┌─ DATA
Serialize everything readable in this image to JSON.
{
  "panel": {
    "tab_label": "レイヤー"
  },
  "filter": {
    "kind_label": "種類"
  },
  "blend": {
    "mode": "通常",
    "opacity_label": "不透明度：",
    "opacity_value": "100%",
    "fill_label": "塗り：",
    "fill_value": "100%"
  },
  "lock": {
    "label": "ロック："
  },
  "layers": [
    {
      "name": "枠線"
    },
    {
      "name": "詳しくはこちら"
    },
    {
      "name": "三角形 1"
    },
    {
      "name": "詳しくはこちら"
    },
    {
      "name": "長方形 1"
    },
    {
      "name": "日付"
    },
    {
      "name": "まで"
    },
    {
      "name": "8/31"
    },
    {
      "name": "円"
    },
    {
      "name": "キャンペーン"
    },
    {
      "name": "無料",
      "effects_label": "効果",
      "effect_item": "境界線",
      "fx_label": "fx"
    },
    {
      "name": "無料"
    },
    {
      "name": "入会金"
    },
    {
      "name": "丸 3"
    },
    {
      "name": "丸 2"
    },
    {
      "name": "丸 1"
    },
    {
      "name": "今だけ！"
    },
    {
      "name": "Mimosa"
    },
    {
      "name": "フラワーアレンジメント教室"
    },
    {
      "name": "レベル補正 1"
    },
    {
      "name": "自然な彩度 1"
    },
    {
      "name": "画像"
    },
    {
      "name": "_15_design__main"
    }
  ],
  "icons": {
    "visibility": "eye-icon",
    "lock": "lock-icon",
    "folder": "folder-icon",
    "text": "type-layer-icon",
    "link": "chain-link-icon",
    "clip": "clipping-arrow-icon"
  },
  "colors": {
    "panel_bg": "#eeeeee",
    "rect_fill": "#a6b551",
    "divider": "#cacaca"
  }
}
└─
Exactly reproduce every line found in the records.

• ANSWER TO THIS EXERCISE:
Serialize everything readable in this image to JSON.
{
  "panel": {
    "tab_label": "レイヤー"
  },
  "filter": {
    "kind_label": "種類"
  },
  "blend": {
    "mode": "通常",
    "opacity_label": "不透明度：",
    "opacity_value": "100%",
    "fill_label": "塗り：",
    "fill_value": "100%"
  },
  "lock": {
    "label": "ロック："
  },
  "layers": [
    {
      "name": "枠線"
    },
    {
      "name": "詳しくはこちら"
    },
    {
      "name": "三角形 1"
    },
    {
      "name": "詳しくはこちら"
    },
    {
      "name": "長方形 1"
    },
    {
      "name": "日付"
    },
    {
      "name": "まで"
    },
    {
      "name": "8/31"
    },
    {
      "name": "円"
    },
    {
      "name": "キャンペーン"
    },
    {
      "name": "無料",
      "effects_label": "効果",
      "effect_item": "境界線",
      "fx_label": "fx"
    },
    {
      "name": "無料"
    },
    {
      "name": "入会金"
    },
    {
      "name": "丸 3"
    },
    {
      "name": "丸 2"
    },
    {
      "name": "丸 1"
    },
    {
      "name": "今だけ！"
    },
    {
      "name": "Mimosa"
    },
    {
      "name": "フラワーアレンジメント教室"
    },
    {
      "name": "レベル補正 1"
    },
    {
      "name": "自然な彩度 1"
    },
    {
      "name": "画像"
    },
    {
      "name": "_15_design__main"
    }
  ],
  "icons": {
    "visibility": "eye-icon",
    "lock": "lock-icon",
    "folder": "folder-icon",
    "text": "type-layer-icon",
    "link": "chain-link-icon",
    "clip": "clipping-arrow-icon"
  },
  "colors": {
    "panel_bg": "#eeeeee",
    "rect_fill": "#a6b551",
    "divider": "#cacaca"
  }
}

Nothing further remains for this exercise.